Task. Reproduce the listing below exactly. Pictures do not belong in the copy.

Records supplied.

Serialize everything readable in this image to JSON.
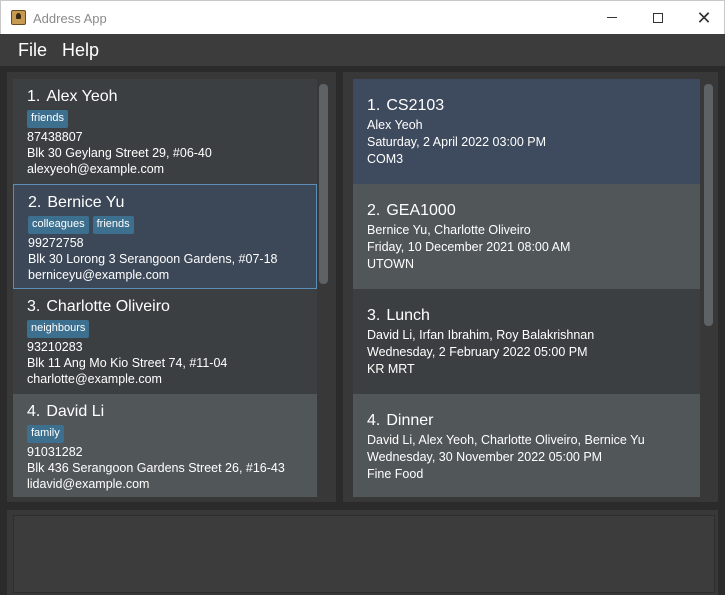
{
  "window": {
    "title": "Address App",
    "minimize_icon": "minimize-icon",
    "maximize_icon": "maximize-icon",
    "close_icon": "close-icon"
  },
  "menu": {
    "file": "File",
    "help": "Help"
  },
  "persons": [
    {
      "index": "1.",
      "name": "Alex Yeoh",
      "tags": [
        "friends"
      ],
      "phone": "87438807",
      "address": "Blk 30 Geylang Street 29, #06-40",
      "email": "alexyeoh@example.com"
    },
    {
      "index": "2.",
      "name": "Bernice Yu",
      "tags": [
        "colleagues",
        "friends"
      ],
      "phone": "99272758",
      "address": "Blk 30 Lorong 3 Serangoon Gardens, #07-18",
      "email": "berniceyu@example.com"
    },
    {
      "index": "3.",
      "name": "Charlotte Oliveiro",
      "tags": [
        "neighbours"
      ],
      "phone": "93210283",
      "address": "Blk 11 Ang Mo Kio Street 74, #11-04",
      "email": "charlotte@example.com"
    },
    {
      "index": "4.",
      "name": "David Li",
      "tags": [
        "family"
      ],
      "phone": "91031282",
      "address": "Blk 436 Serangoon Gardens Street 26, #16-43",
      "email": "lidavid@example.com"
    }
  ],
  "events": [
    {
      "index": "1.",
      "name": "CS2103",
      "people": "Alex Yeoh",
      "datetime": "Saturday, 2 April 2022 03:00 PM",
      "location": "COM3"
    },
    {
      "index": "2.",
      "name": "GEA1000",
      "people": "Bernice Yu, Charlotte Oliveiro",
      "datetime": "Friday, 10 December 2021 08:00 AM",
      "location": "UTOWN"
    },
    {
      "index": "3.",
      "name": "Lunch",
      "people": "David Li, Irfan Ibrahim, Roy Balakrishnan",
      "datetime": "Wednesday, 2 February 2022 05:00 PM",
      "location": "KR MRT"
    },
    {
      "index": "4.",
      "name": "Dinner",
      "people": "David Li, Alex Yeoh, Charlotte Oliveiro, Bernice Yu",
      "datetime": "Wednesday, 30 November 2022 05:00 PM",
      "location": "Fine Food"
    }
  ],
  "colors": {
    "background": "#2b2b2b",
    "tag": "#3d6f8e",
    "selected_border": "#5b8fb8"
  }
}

Written response.
Serialize everything readable in this image to JSON.
{
  "window": {
    "title": "Address App",
    "minimize_icon": "minimize-icon",
    "maximize_icon": "maximize-icon",
    "close_icon": "close-icon"
  },
  "menu": {
    "file": "File",
    "help": "Help"
  },
  "persons": [
    {
      "index": "1.",
      "name": "Alex Yeoh",
      "tags": [
        "friends"
      ],
      "phone": "87438807",
      "address": "Blk 30 Geylang Street 29, #06-40",
      "email": "alexyeoh@example.com"
    },
    {
      "index": "2.",
      "name": "Bernice Yu",
      "tags": [
        "colleagues",
        "friends"
      ],
      "phone": "99272758",
      "address": "Blk 30 Lorong 3 Serangoon Gardens, #07-18",
      "email": "berniceyu@example.com"
    },
    {
      "index": "3.",
      "name": "Charlotte Oliveiro",
      "tags": [
        "neighbours"
      ],
      "phone": "93210283",
      "address": "Blk 11 Ang Mo Kio Street 74, #11-04",
      "email": "charlotte@example.com"
    },
    {
      "index": "4.",
      "name": "David Li",
      "tags": [
        "family"
      ],
      "phone": "91031282",
      "address": "Blk 436 Serangoon Gardens Street 26, #16-43",
      "email": "lidavid@example.com"
    }
  ],
  "events": [
    {
      "index": "1.",
      "name": "CS2103",
      "people": "Alex Yeoh",
      "datetime": "Saturday, 2 April 2022 03:00 PM",
      "location": "COM3"
    },
    {
      "index": "2.",
      "name": "GEA1000",
      "people": "Bernice Yu, Charlotte Oliveiro",
      "datetime": "Friday, 10 December 2021 08:00 AM",
      "location": "UTOWN"
    },
    {
      "index": "3.",
      "name": "Lunch",
      "people": "David Li, Irfan Ibrahim, Roy Balakrishnan",
      "datetime": "Wednesday, 2 February 2022 05:00 PM",
      "location": "KR MRT"
    },
    {
      "index": "4.",
      "name": "Dinner",
      "people": "David Li, Alex Yeoh, Charlotte Oliveiro, Bernice Yu",
      "datetime": "Wednesday, 30 November 2022 05:00 PM",
      "location": "Fine Food"
    }
  ],
  "colors": {
    "background": "#2b2b2b",
    "tag": "#3d6f8e",
    "selected_border": "#5b8fb8"
  }
}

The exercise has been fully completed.